Provided material
▬▬▬

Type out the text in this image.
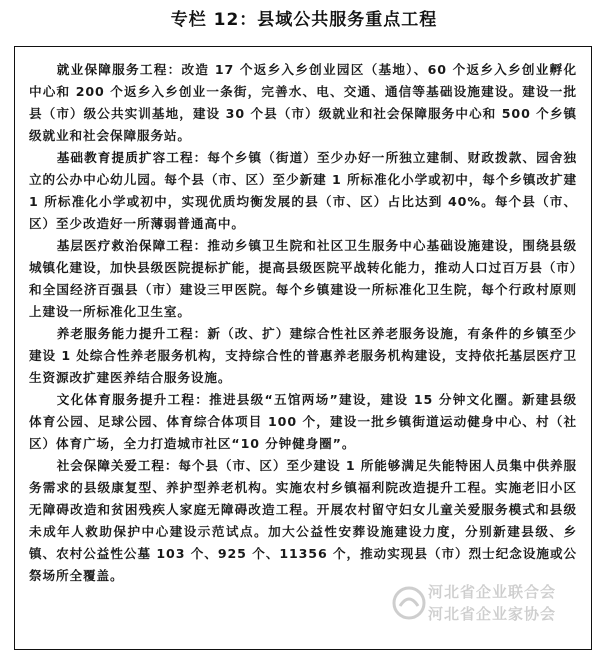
专栏 12：县域公共服务重点工程

就业保障服务工程：改造 17 个返乡入乡创业园区（基地）、60 个返乡入乡创业孵化中心和 200 个返乡入乡创业一条街，完善水、电、交通、通信等基础设施建设。建设一批县（市）级公共实训基地，建设 30 个县（市）级就业和社会保障服务中心和 500 个乡镇级就业和社会保障服务站。

基础教育提质扩容工程：每个乡镇（街道）至少办好一所独立建制、财政拨款、园舍独立的公办中心幼儿园。每个县（市、区）至少新建 1 所标准化小学或初中，每个乡镇改扩建 1 所标准化小学或初中，实现优质均衡发展的县（市、区）占比达到 40%。每个县（市、区）至少改造好一所薄弱普通高中。

基层医疗救治保障工程：推动乡镇卫生院和社区卫生服务中心基础设施建设，围绕县级城镇化建设，加快县级医院提标扩能，提高县级医院平战转化能力，推动人口过百万县（市）和全国经济百强县（市）建设三甲医院。每个乡镇建设一所标准化卫生院，每个行政村原则上建设一所标准化卫生室。

养老服务能力提升工程：新（改、扩）建综合性社区养老服务设施，有条件的乡镇至少建设 1 处综合性养老服务机构，支持综合性的普惠养老服务机构建设，支持依托基层医疗卫生资源改扩建医养结合服务设施。

文化体育服务提升工程：推进县级“五馆两场”建设，建设 15 分钟文化圈。新建县级体育公园、足球公园、体育综合体项目 100 个，建设一批乡镇街道运动健身中心、村（社区）体育广场，全力打造城市社区“10 分钟健身圈”。

社会保障关爱工程：每个县（市、区）至少建设 1 所能够满足失能特困人员集中供养服务需求的县级康复型、养护型养老机构。实施农村乡镇福利院改造提升工程。实施老旧小区无障碍改造和贫困残疾人家庭无障碍改造工程。开展农村留守妇女儿童关爱服务模式和县级未成年人救助保护中心建设示范试点。加大公益性安葬设施建设力度，分别新建县级、乡镇、农村公益性公墓 103 个、925 个、11356 个，推动实现县（市）烈士纪念设施或公祭场所全覆盖。

河北省企业联合会
河北省企业家协会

▬▬▬

Written exercise
Copy the records above exactly, leaving out every picture.

Completed task
Type out the text in this image.
专栏 12：县域公共服务重点工程

就业保障服务工程：改造 17 个返乡入乡创业园区（基地）、60 个返乡入乡创业孵化中心和 200 个返乡入乡创业一条街，完善水、电、交通、通信等基础设施建设。建设一批县（市）级公共实训基地，建设 30 个县（市）级就业和社会保障服务中心和 500 个乡镇级就业和社会保障服务站。

基础教育提质扩容工程：每个乡镇（街道）至少办好一所独立建制、财政拨款、园舍独立的公办中心幼儿园。每个县（市、区）至少新建 1 所标准化小学或初中，每个乡镇改扩建 1 所标准化小学或初中，实现优质均衡发展的县（市、区）占比达到 40%。每个县（市、区）至少改造好一所薄弱普通高中。

基层医疗救治保障工程：推动乡镇卫生院和社区卫生服务中心基础设施建设，围绕县级城镇化建设，加快县级医院提标扩能，提高县级医院平战转化能力，推动人口过百万县（市）和全国经济百强县（市）建设三甲医院。每个乡镇建设一所标准化卫生院，每个行政村原则上建设一所标准化卫生室。

养老服务能力提升工程：新（改、扩）建综合性社区养老服务设施，有条件的乡镇至少建设 1 处综合性养老服务机构，支持综合性的普惠养老服务机构建设，支持依托基层医疗卫生资源改扩建医养结合服务设施。

文化体育服务提升工程：推进县级“五馆两场”建设，建设 15 分钟文化圈。新建县级体育公园、足球公园、体育综合体项目 100 个，建设一批乡镇街道运动健身中心、村（社区）体育广场，全力打造城市社区“10 分钟健身圈”。

社会保障关爱工程：每个县（市、区）至少建设 1 所能够满足失能特困人员集中供养服务需求的县级康复型、养护型养老机构。实施农村乡镇福利院改造提升工程。实施老旧小区无障碍改造和贫困残疾人家庭无障碍改造工程。开展农村留守妇女儿童关爱服务模式和县级未成年人救助保护中心建设示范试点。加大公益性安葬设施建设力度，分别新建县级、乡镇、农村公益性公墓 103 个、925 个、11356 个，推动实现县（市）烈士纪念设施或公祭场所全覆盖。

河北省企业联合会
河北省企业家协会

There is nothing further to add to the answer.